ENTRIES PROVIDED -
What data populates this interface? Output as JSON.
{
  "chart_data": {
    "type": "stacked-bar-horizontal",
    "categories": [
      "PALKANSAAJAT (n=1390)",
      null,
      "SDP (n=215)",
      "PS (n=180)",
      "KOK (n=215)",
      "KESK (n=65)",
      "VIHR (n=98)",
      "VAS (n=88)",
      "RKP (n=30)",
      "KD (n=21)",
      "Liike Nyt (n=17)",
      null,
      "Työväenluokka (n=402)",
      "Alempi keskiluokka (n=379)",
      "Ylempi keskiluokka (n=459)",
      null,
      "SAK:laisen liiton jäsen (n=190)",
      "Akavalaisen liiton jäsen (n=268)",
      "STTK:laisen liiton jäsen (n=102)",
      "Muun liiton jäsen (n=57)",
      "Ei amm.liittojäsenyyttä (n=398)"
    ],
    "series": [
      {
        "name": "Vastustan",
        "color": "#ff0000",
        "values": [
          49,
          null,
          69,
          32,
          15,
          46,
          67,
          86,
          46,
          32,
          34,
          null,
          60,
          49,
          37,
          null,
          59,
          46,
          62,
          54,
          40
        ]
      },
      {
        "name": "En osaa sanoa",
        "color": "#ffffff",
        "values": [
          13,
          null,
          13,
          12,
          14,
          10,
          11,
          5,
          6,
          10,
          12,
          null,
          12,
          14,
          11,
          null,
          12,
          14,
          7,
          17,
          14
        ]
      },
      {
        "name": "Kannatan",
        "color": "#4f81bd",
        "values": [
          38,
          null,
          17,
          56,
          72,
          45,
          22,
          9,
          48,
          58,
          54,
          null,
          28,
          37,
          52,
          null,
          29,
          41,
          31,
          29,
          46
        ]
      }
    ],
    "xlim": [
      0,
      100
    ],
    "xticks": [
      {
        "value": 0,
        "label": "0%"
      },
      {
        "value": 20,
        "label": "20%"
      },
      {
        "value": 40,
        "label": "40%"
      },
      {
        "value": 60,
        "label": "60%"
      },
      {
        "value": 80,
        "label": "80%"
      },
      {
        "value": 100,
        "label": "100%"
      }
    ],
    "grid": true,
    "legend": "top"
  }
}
---
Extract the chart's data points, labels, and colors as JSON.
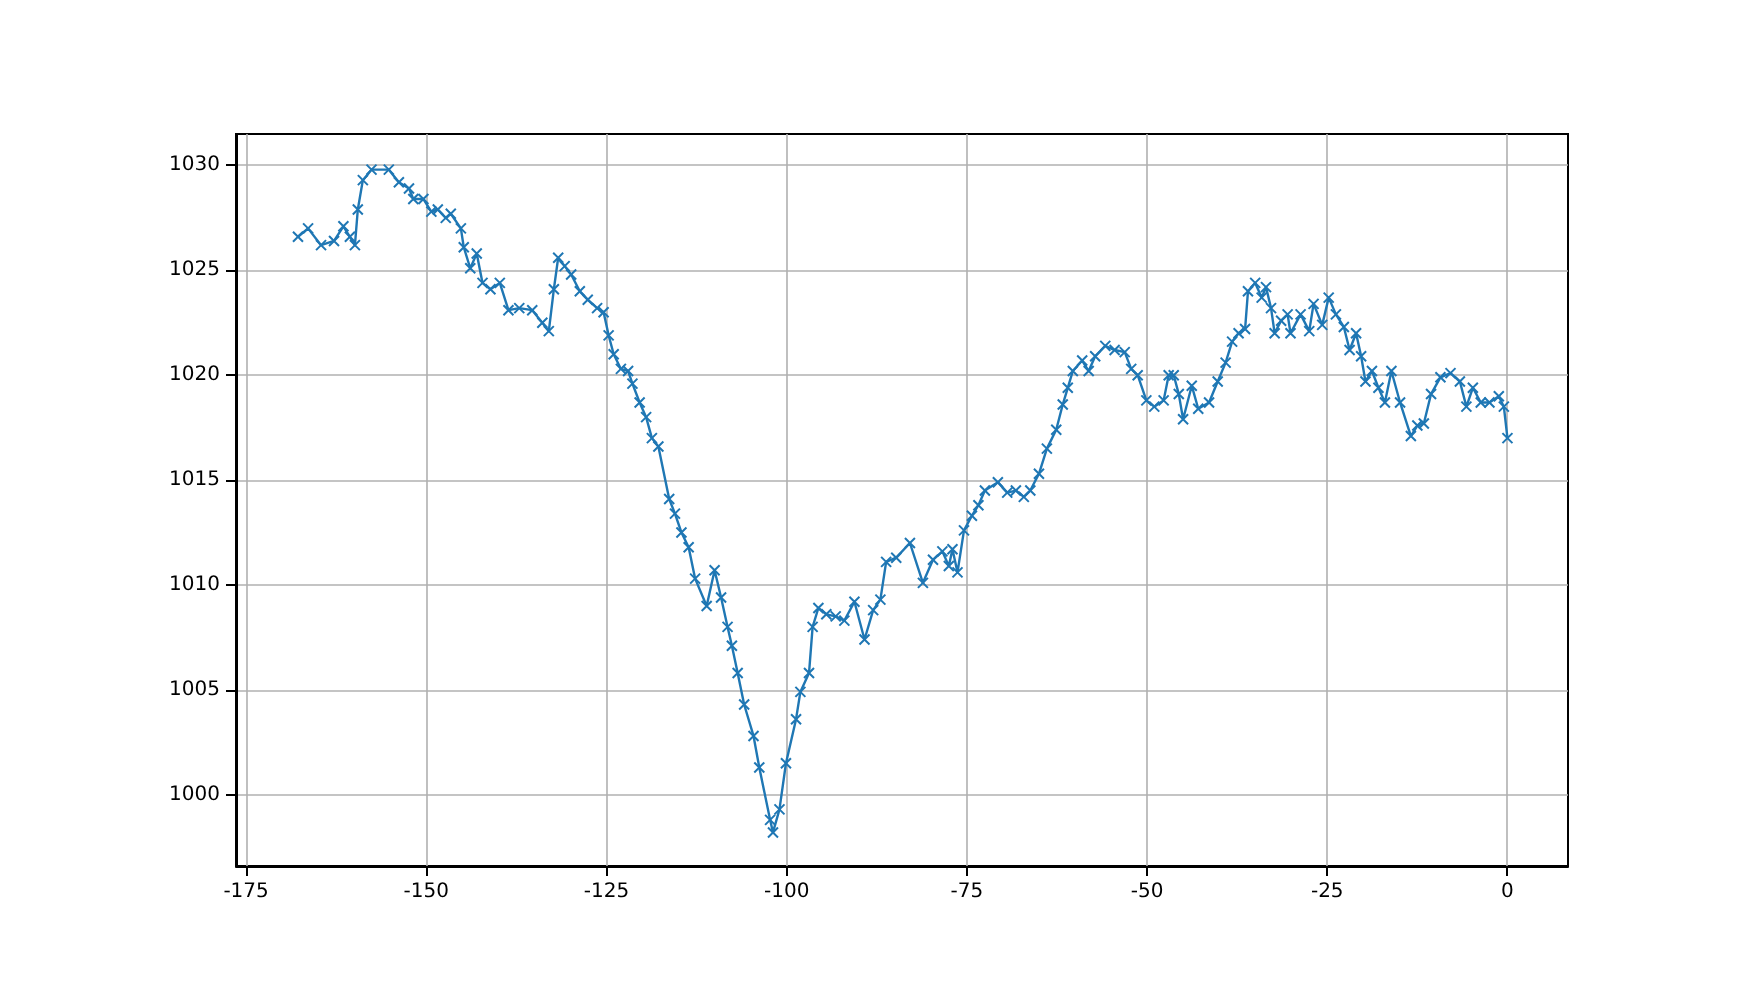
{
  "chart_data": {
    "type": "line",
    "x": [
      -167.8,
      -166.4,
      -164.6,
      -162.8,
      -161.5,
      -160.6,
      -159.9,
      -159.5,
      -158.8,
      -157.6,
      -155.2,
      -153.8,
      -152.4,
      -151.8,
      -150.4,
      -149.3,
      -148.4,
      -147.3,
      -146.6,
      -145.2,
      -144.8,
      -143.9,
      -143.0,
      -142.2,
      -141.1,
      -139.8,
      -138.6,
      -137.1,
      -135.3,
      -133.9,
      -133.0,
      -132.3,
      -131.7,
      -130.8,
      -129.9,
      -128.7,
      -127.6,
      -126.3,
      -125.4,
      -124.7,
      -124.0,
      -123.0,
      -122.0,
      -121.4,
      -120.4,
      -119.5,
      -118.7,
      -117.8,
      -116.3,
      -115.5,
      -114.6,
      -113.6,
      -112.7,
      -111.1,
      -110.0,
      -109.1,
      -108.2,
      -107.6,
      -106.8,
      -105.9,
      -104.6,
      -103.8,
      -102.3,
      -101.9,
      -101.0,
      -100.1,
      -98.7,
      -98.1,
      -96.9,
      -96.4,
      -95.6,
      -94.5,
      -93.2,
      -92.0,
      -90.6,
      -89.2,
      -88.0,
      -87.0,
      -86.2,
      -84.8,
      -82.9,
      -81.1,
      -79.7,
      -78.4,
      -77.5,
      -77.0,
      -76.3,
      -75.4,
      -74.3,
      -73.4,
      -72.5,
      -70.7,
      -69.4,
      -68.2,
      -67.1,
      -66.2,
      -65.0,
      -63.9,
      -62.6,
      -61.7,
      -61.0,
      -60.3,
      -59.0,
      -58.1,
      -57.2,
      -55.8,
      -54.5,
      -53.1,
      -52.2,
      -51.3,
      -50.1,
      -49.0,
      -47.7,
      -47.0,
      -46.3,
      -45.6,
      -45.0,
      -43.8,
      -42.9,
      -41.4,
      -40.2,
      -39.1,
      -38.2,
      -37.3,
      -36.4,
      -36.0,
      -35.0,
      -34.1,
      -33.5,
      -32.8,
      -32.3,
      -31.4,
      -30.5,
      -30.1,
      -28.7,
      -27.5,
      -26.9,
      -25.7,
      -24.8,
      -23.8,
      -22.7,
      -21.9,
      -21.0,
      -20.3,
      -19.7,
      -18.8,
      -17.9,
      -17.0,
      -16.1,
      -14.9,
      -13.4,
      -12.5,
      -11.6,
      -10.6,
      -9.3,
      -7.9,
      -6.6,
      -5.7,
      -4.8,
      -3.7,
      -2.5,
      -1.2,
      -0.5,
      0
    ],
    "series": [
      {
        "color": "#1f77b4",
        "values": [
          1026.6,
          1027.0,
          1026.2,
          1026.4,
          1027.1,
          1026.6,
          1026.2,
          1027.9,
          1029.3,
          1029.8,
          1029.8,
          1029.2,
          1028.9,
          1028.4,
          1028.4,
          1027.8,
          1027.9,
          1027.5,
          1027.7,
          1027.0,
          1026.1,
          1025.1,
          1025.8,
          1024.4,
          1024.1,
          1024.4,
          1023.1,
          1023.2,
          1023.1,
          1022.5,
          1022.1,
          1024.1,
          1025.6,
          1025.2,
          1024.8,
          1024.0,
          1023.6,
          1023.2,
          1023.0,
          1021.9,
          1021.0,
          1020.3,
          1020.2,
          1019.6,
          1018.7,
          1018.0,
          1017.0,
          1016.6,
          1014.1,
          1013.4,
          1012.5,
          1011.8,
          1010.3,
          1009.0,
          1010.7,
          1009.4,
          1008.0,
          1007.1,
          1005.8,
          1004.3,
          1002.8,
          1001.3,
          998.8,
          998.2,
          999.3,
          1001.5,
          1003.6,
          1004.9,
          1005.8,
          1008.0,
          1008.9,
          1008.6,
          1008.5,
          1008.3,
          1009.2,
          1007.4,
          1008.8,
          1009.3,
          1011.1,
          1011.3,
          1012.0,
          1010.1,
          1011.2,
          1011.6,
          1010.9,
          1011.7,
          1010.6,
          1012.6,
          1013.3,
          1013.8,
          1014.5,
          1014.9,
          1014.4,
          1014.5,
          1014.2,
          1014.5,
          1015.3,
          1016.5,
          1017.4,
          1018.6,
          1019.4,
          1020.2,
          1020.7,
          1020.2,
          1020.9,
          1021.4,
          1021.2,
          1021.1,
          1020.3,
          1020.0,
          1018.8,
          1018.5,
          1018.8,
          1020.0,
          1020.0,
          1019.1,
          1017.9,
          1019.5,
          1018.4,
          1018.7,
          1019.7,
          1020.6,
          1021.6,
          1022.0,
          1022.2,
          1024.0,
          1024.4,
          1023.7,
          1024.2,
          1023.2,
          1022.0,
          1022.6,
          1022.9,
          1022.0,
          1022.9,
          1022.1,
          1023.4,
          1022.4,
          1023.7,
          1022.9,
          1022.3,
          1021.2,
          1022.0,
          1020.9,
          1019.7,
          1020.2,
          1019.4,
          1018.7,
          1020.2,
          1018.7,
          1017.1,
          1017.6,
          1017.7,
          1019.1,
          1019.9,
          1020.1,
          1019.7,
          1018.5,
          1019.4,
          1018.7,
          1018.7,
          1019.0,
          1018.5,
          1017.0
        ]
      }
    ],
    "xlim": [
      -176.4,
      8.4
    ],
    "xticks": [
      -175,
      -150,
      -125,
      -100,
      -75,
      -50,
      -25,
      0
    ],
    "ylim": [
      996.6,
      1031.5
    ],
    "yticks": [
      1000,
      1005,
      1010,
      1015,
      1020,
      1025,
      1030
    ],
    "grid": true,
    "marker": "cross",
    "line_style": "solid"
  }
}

EXERCISE DIRECTIONS -
State how many lines hold the word "keskiluokka". The number is the whole answer.

TASK OUTPUT -
2